---- PROVIDED RECORDS
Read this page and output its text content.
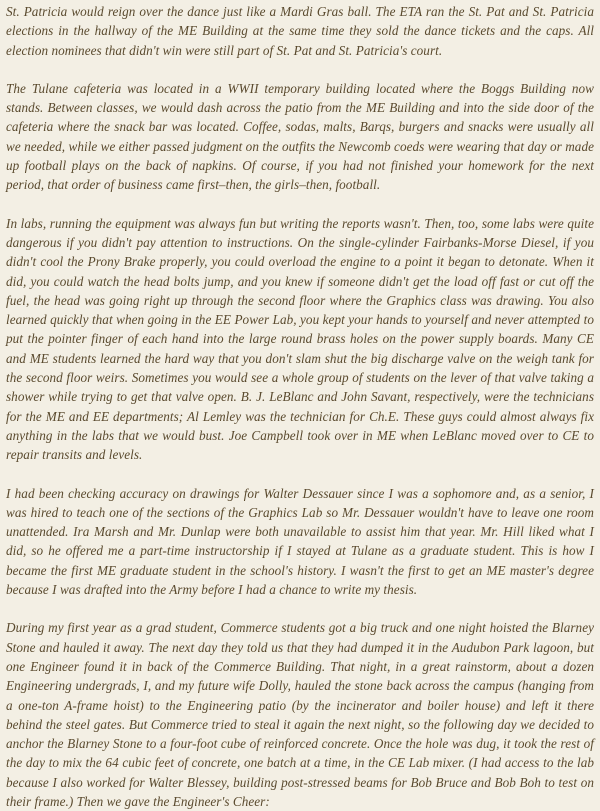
St. Patricia would reign over the dance just like a Mardi Gras ball. The ETA ran the St. Pat and St. Patricia elections in the hallway of the ME Building at the same time they sold the dance tickets and the caps. All election nominees that didn't win were still part of St. Pat and St. Patricia's court.

The Tulane cafeteria was located in a WWII temporary building located where the Boggs Building now stands. Between classes, we would dash across the patio from the ME Building and into the side door of the cafeteria where the snack bar was located. Coffee, sodas, malts, Barqs, burgers and snacks were usually all we needed, while we either passed judgment on the outfits the Newcomb coeds were wearing that day or made up football plays on the back of napkins. Of course, if you had not finished your homework for the next period, that order of business came first–then, the girls–then, football.

In labs, running the equipment was always fun but writing the reports wasn't. Then, too, some labs were quite dangerous if you didn't pay attention to instructions. On the single-cylinder Fairbanks-Morse Diesel, if you didn't cool the Prony Brake properly, you could overload the engine to a point it began to detonate. When it did, you could watch the head bolts jump, and you knew if someone didn't get the load off fast or cut off the fuel, the head was going right up through the second floor where the Graphics class was drawing. You also learned quickly that when going in the EE Power Lab, you kept your hands to yourself and never attempted to put the pointer finger of each hand into the large round brass holes on the power supply boards. Many CE and ME students learned the hard way that you don't slam shut the big discharge valve on the weigh tank for the second floor weirs. Sometimes you would see a whole group of students on the lever of that valve taking a shower while trying to get that valve open. B. J. LeBlanc and John Savant, respectively, were the technicians for the ME and EE departments; Al Lemley was the technician for Ch.E. These guys could almost always fix anything in the labs that we would bust. Joe Campbell took over in ME when LeBlanc moved over to CE to repair transits and levels.

I had been checking accuracy on drawings for Walter Dessauer since I was a sophomore and, as a senior, I was hired to teach one of the sections of the Graphics Lab so Mr. Dessauer wouldn't have to leave one room unattended. Ira Marsh and Mr. Dunlap were both unavailable to assist him that year. Mr. Hill liked what I did, so he offered me a part-time instructorship if I stayed at Tulane as a graduate student. This is how I became the first ME graduate student in the school's history. I wasn't the first to get an ME master's degree because I was drafted into the Army before I had a chance to write my thesis.

During my first year as a grad student, Commerce students got a big truck and one night hoisted the Blarney Stone and hauled it away. The next day they told us that they had dumped it in the Audubon Park lagoon, but one Engineer found it in back of the Commerce Building. That night, in a great rainstorm, about a dozen Engineering undergrads, I, and my future wife Dolly, hauled the stone back across the campus (hanging from a one-ton A-frame hoist) to the Engineering patio (by the incinerator and boiler house) and left it there behind the steel gates. But Commerce tried to steal it again the next night, so the following day we decided to anchor the Blarney Stone to a four-foot cube of reinforced concrete. Once the hole was dug, it took the rest of the day to mix the 64 cubic feet of concrete, one batch at a time, in the CE Lab mixer. (I had access to the lab because I also worked for Walter Blessey, building post-stressed beams for Bob Bruce and Bob Boh to test on their frame.) Then we gave the Engineer's Cheer:
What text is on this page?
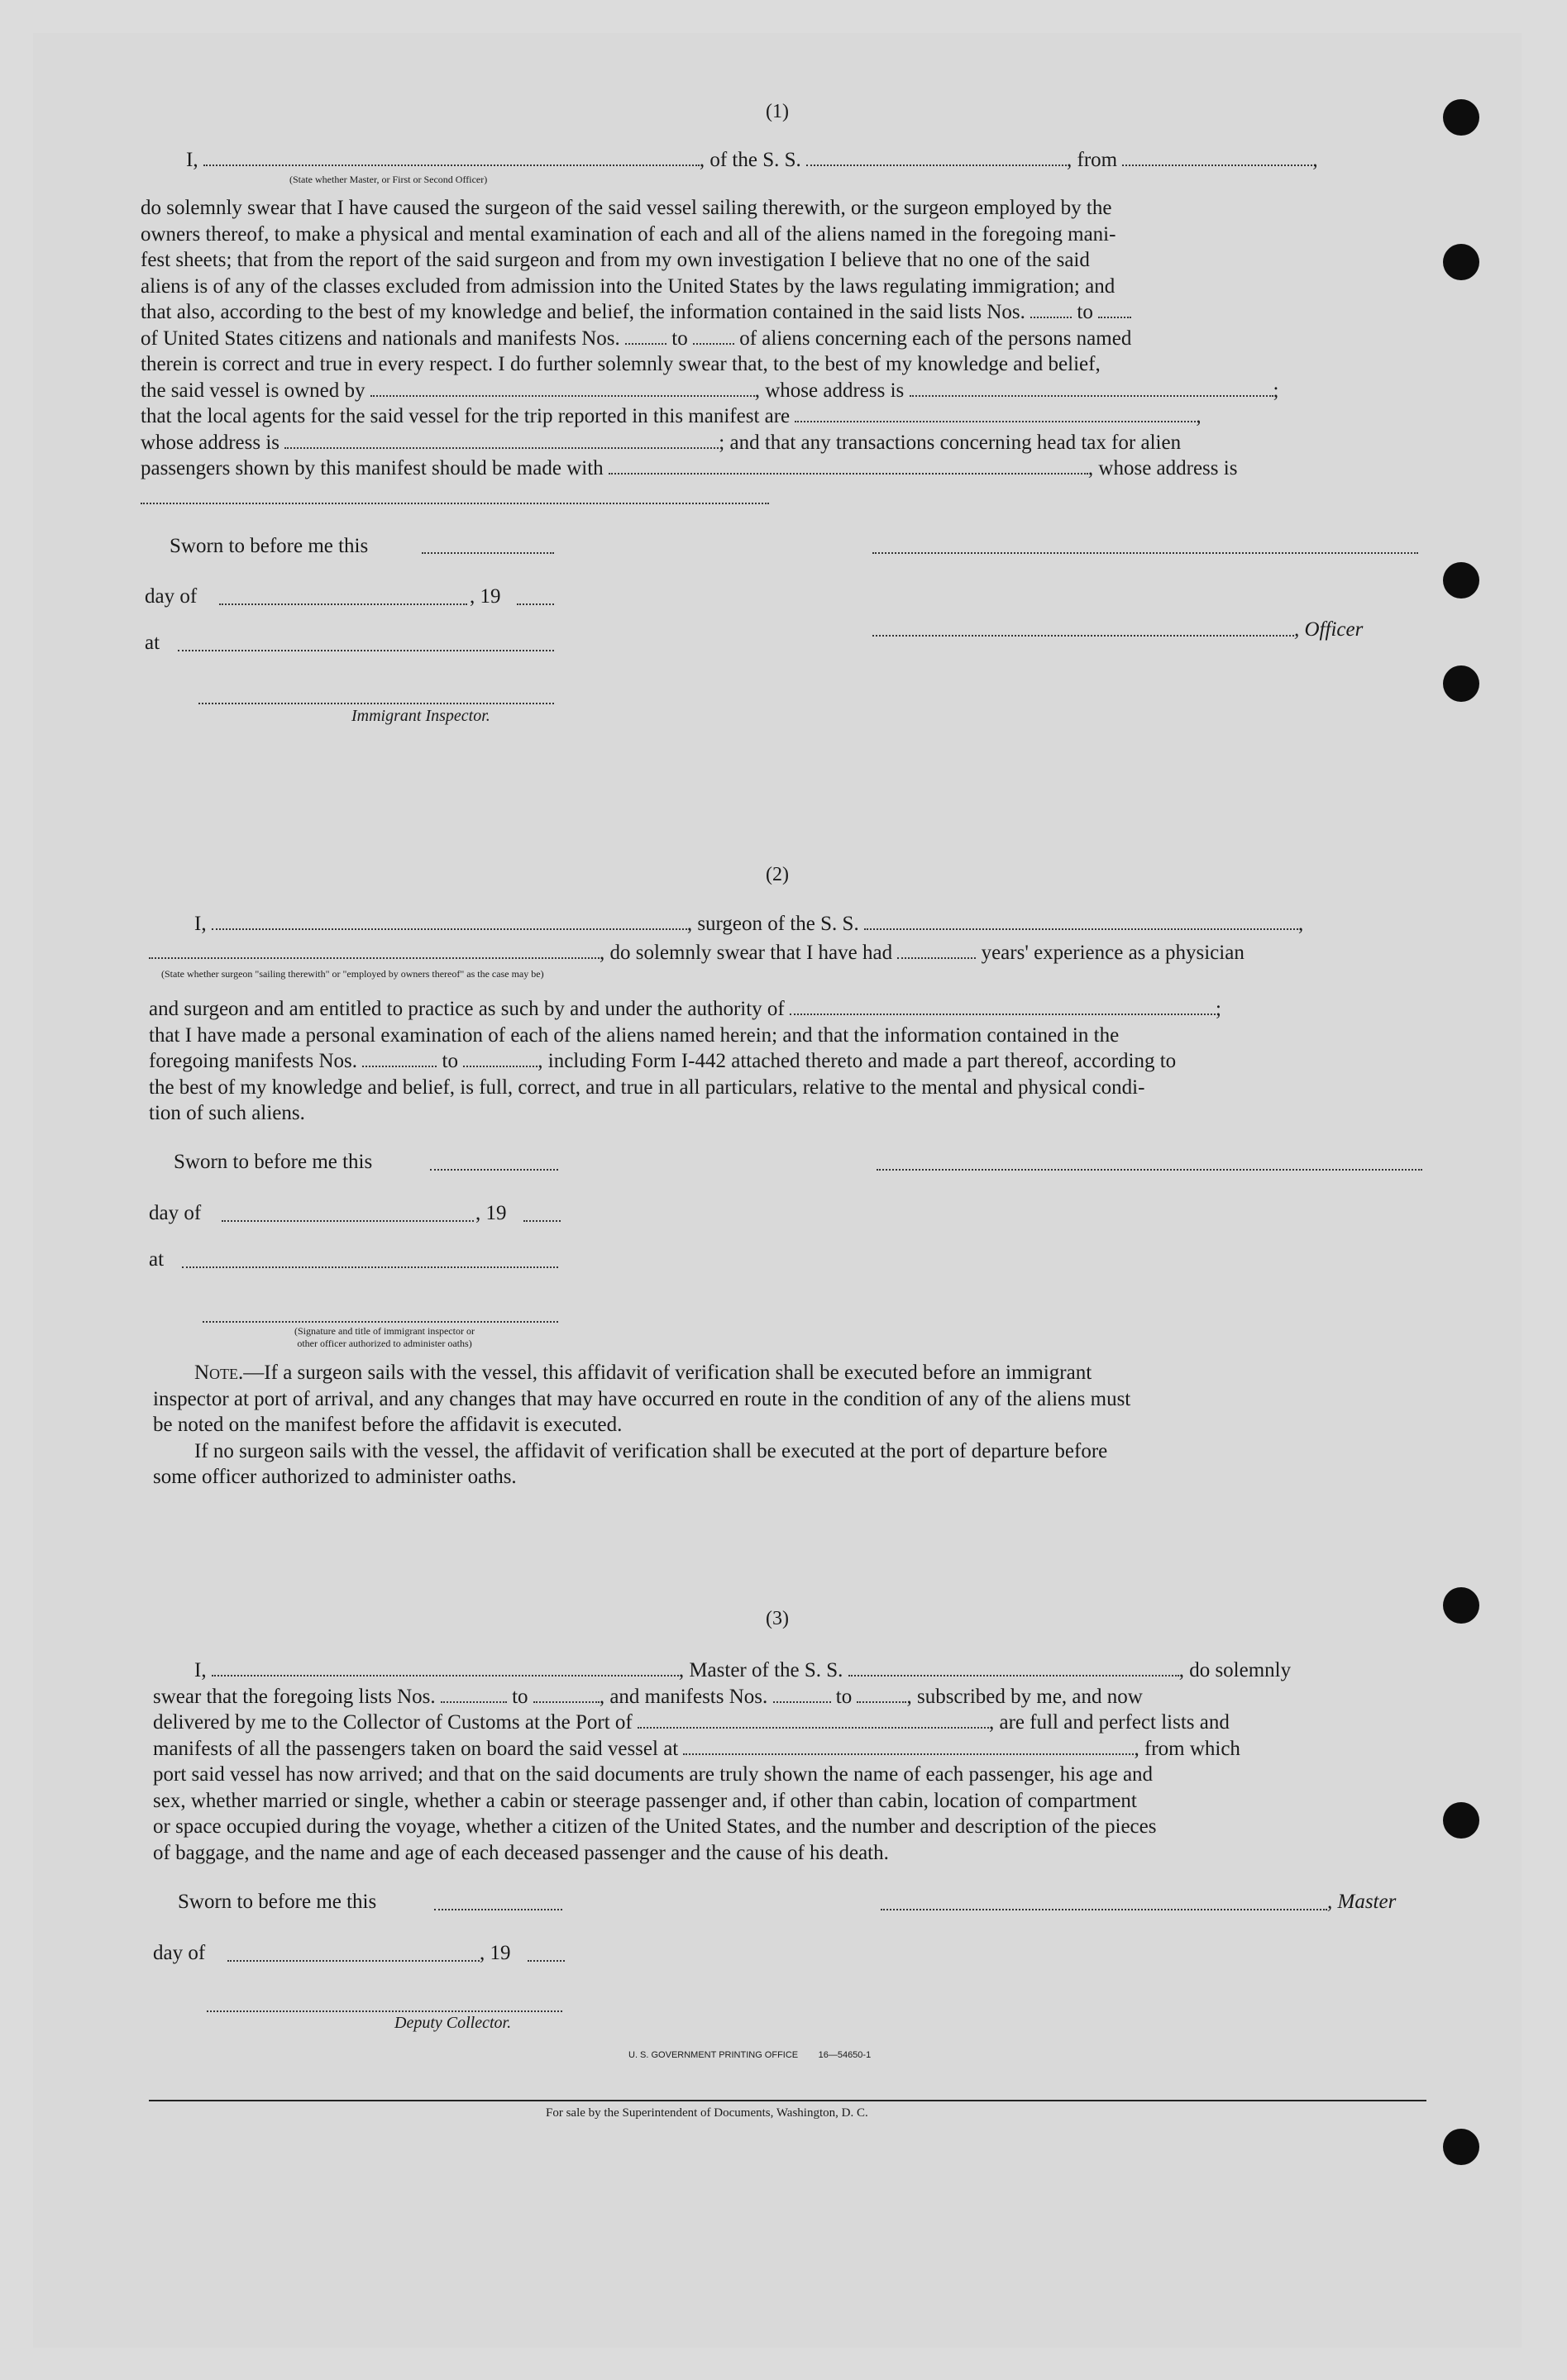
(1)
I,	, of the S. S.	, from	,
(State whether Master, or First or Second Officer)
do solemnly swear that I have caused the surgeon of the said vessel sailing therewith, or the surgeon employed by the
owners thereof, to make a physical and mental examination of each and all of the aliens named in the foregoing mani-
fest sheets; that from the report of the said surgeon and from my own investigation I believe that no one of the said
aliens is of any of the classes excluded from admission into the United States by the laws regulating immigration; and
that also, according to the best of my knowledge and belief, the information contained in the said lists Nos.	to
of United States citizens and nationals and manifests Nos.	to	of aliens concerning each of the persons named
therein is correct and true in every respect. I do further solemnly swear that, to the best of my knowledge and belief,
the said vessel is owned by	, whose address is	;
that the local agents for the said vessel for the trip reported in this manifest are	,
whose address is	; and that any transactions concerning head tax for alien
passengers shown by this manifest should be made with	, whose address is
Sworn to before me this
day of	, 19
, Officer
at
Immigrant Inspector.
(2)
I,	, surgeon of the S. S.	,
, do solemnly swear that I have had	years' experience as a physician
(State whether surgeon "sailing therewith" or "employed by owners thereof" as the case may be)
and surgeon and am entitled to practice as such by and under the authority of	;
that I have made a personal examination of each of the aliens named herein; and that the information contained in the
foregoing manifests Nos.	to	, including Form I-442 attached thereto and made a part thereof, according to
the best of my knowledge and belief, is full, correct, and true in all particulars, relative to the mental and physical condi-
tion of such aliens.
Sworn to before me this
day of	, 19
at
(Signature and title of immigrant inspector or
other officer authorized to administer oaths)
Note.—If a surgeon sails with the vessel, this affidavit of verification shall be executed before an immigrant
inspector at port of arrival, and any changes that may have occurred en route in the condition of any of the aliens must
be noted on the manifest before the affidavit is executed.
If no surgeon sails with the vessel, the affidavit of verification shall be executed at the port of departure before
some officer authorized to administer oaths.
(3)
I,	, Master of the S. S.	, do solemnly
swear that the foregoing lists Nos.	to	, and manifests Nos.	to	, subscribed by me, and now
delivered by me to the Collector of Customs at the Port of	, are full and perfect lists and
manifests of all the passengers taken on board the said vessel at	, from which
port said vessel has now arrived; and that on the said documents are truly shown the name of each passenger, his age and
sex, whether married or single, whether a cabin or steerage passenger and, if other than cabin, location of compartment
or space occupied during the voyage, whether a citizen of the United States, and the number and description of the pieces
of baggage, and the name and age of each deceased passenger and the cause of his death.
Sworn to before me this	, Master
day of	, 19
Deputy Collector.
U. S. GOVERNMENT PRINTING OFFICE        16—54650-1
For sale by the Superintendent of Documents, Washington, D. C.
--------
• [WHAT THE TASK ASKS] Pictures are not part of the copy; output everything else in the records exactly.

• [FINAL RESULT]
Read this page and output its text content.
St. Patricia would reign over the dance just like a Mardi Gras ball. The ETA ran the St. Pat and St. Patricia elections in the hallway of the ME Building at the same time they sold the dance tickets and the caps. All election nominees that didn't win were still part of St. Pat and St. Patricia's court.

The Tulane cafeteria was located in a WWII temporary building located where the Boggs Building now stands. Between classes, we would dash across the patio from the ME Building and into the side door of the cafeteria where the snack bar was located. Coffee, sodas, malts, Barqs, burgers and snacks were usually all we needed, while we either passed judgment on the outfits the Newcomb coeds were wearing that day or made up football plays on the back of napkins. Of course, if you had not finished your homework for the next period, that order of business came first–then, the girls–then, football.

In labs, running the equipment was always fun but writing the reports wasn't. Then, too, some labs were quite dangerous if you didn't pay attention to instructions. On the single-cylinder Fairbanks-Morse Diesel, if you didn't cool the Prony Brake properly, you could overload the engine to a point it began to detonate. When it did, you could watch the head bolts jump, and you knew if someone didn't get the load off fast or cut off the fuel, the head was going right up through the second floor where the Graphics class was drawing. You also learned quickly that when going in the EE Power Lab, you kept your hands to yourself and never attempted to put the pointer finger of each hand into the large round brass holes on the power supply boards. Many CE and ME students learned the hard way that you don't slam shut the big discharge valve on the weigh tank for the second floor weirs. Sometimes you would see a whole group of students on the lever of that valve taking a shower while trying to get that valve open. B. J. LeBlanc and John Savant, respectively, were the technicians for the ME and EE departments; Al Lemley was the technician for Ch.E. These guys could almost always fix anything in the labs that we would bust. Joe Campbell took over in ME when LeBlanc moved over to CE to repair transits and levels.

I had been checking accuracy on drawings for Walter Dessauer since I was a sophomore and, as a senior, I was hired to teach one of the sections of the Graphics Lab so Mr. Dessauer wouldn't have to leave one room unattended. Ira Marsh and Mr. Dunlap were both unavailable to assist him that year. Mr. Hill liked what I did, so he offered me a part-time instructorship if I stayed at Tulane as a graduate student. This is how I became the first ME graduate student in the school's history. I wasn't the first to get an ME master's degree because I was drafted into the Army before I had a chance to write my thesis.

During my first year as a grad student, Commerce students got a big truck and one night hoisted the Blarney Stone and hauled it away. The next day they told us that they had dumped it in the Audubon Park lagoon, but one Engineer found it in back of the Commerce Building. That night, in a great rainstorm, about a dozen Engineering undergrads, I, and my future wife Dolly, hauled the stone back across the campus (hanging from a one-ton A-frame hoist) to the Engineering patio (by the incinerator and boiler house) and left it there behind the steel gates. But Commerce tried to steal it again the next night, so the following day we decided to anchor the Blarney Stone to a four-foot cube of reinforced concrete. Once the hole was dug, it took the rest of the day to mix the 64 cubic feet of concrete, one batch at a time, in the CE Lab mixer. (I had access to the lab because I also worked for Walter Blessey, building post-stressed beams for Bob Bruce and Bob Boh to test on their frame.) Then we gave the Engineer's Cheer:
What text is on this page?
(1)
I,	, of the S. S.	, from	,
(State whether Master, or First or Second Officer)
do solemnly swear that I have caused the surgeon of the said vessel sailing therewith, or the surgeon employed by the
owners thereof, to make a physical and mental examination of each and all of the aliens named in the foregoing mani-
fest sheets; that from the report of the said surgeon and from my own investigation I believe that no one of the said
aliens is of any of the classes excluded from admission into the United States by the laws regulating immigration; and
that also, according to the best of my knowledge and belief, the information contained in the said lists Nos.	to
of United States citizens and nationals and manifests Nos.	to	of aliens concerning each of the persons named
therein is correct and true in every respect. I do further solemnly swear that, to the best of my knowledge and belief,
the said vessel is owned by	, whose address is	;
that the local agents for the said vessel for the trip reported in this manifest are	,
whose address is	; and that any transactions concerning head tax for alien
passengers shown by this manifest should be made with	, whose address is
Sworn to before me this
day of	, 19
, Officer
at
Immigrant Inspector.
(2)
I,	, surgeon of the S. S.	,
, do solemnly swear that I have had	years' experience as a physician
(State whether surgeon "sailing therewith" or "employed by owners thereof" as the case may be)
and surgeon and am entitled to practice as such by and under the authority of	;
that I have made a personal examination of each of the aliens named herein; and that the information contained in the
foregoing manifests Nos.	to	, including Form I-442 attached thereto and made a part thereof, according to
the best of my knowledge and belief, is full, correct, and true in all particulars, relative to the mental and physical condi-
tion of such aliens.
Sworn to before me this
day of	, 19
at
(Signature and title of immigrant inspector or
other officer authorized to administer oaths)
Note.—If a surgeon sails with the vessel, this affidavit of verification shall be executed before an immigrant
inspector at port of arrival, and any changes that may have occurred en route in the condition of any of the aliens must
be noted on the manifest before the affidavit is executed.
If no surgeon sails with the vessel, the affidavit of verification shall be executed at the port of departure before
some officer authorized to administer oaths.
(3)
I,	, Master of the S. S.	, do solemnly
swear that the foregoing lists Nos.	to	, and manifests Nos.	to	, subscribed by me, and now
delivered by me to the Collector of Customs at the Port of	, are full and perfect lists and
manifests of all the passengers taken on board the said vessel at	, from which
port said vessel has now arrived; and that on the said documents are truly shown the name of each passenger, his age and
sex, whether married or single, whether a cabin or steerage passenger and, if other than cabin, location of compartment
or space occupied during the voyage, whether a citizen of the United States, and the number and description of the pieces
of baggage, and the name and age of each deceased passenger and the cause of his death.
Sworn to before me this	, Master
day of	, 19
Deputy Collector.
U. S. GOVERNMENT PRINTING OFFICE        16—54650-1
For sale by the Superintendent of Documents, Washington, D. C.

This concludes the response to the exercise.